EXERCISE PROMPT:
Reproduce the records below, swapping every "double-walled" for "two-layer" and leaving everything else as it stands.

* Start DATASET *

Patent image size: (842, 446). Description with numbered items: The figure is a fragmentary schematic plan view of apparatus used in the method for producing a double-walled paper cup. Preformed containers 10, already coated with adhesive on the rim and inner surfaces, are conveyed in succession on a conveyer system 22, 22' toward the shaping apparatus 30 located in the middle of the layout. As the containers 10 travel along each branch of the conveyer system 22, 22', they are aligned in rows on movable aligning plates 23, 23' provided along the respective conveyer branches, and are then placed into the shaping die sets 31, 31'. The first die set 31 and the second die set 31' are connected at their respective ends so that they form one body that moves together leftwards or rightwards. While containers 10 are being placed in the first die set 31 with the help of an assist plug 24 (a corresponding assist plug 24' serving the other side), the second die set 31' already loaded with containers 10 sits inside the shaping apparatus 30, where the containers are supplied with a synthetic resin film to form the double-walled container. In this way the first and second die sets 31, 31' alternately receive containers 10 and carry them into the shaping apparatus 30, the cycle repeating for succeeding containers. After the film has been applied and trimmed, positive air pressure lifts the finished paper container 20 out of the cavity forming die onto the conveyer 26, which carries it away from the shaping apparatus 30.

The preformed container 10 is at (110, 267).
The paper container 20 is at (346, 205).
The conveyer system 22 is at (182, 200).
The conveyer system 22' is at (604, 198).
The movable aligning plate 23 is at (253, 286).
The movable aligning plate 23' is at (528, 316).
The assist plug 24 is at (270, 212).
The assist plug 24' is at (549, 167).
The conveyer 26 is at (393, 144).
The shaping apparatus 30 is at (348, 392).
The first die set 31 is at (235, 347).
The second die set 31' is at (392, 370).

* End DATASET *

TASK RESPONSE:
Patent image size: (842, 446). Description with numbered items: The figure is a fragmentary schematic plan view of apparatus used in the method for producing a two-layer paper cup. Preformed containers 10, already coated with adhesive on the rim and inner surfaces, are conveyed in succession on a conveyer system 22, 22' toward the shaping apparatus 30 located in the middle of the layout. As the containers 10 travel along each branch of the conveyer system 22, 22', they are aligned in rows on movable aligning plates 23, 23' provided along the respective conveyer branches, and are then placed into the shaping die sets 31, 31'. The first die set 31 and the second die set 31' are connected at their respective ends so that they form one body that moves together leftwards or rightwards. While containers 10 are being placed in the first die set 31 with the help of an assist plug 24 (a corresponding assist plug 24' serving the other side), the second die set 31' already loaded with containers 10 sits inside the shaping apparatus 30, where the containers are supplied with a synthetic resin film to form the two-layer container. In this way the first and second die sets 31, 31' alternately receive containers 10 and carry them into the shaping apparatus 30, the cycle repeating for succeeding containers. After the film has been applied and trimmed, positive air pressure lifts the finished paper container 20 out of the cavity forming die onto the conveyer 26, which carries it away from the shaping apparatus 30.

The preformed container 10 is at (110, 267).
The paper container 20 is at (346, 205).
The conveyer system 22 is at (182, 200).
The conveyer system 22' is at (604, 198).
The movable aligning plate 23 is at (253, 286).
The movable aligning plate 23' is at (528, 316).
The assist plug 24 is at (270, 212).
The assist plug 24' is at (549, 167).
The conveyer 26 is at (393, 144).
The shaping apparatus 30 is at (348, 392).
The first die set 31 is at (235, 347).
The second die set 31' is at (392, 370).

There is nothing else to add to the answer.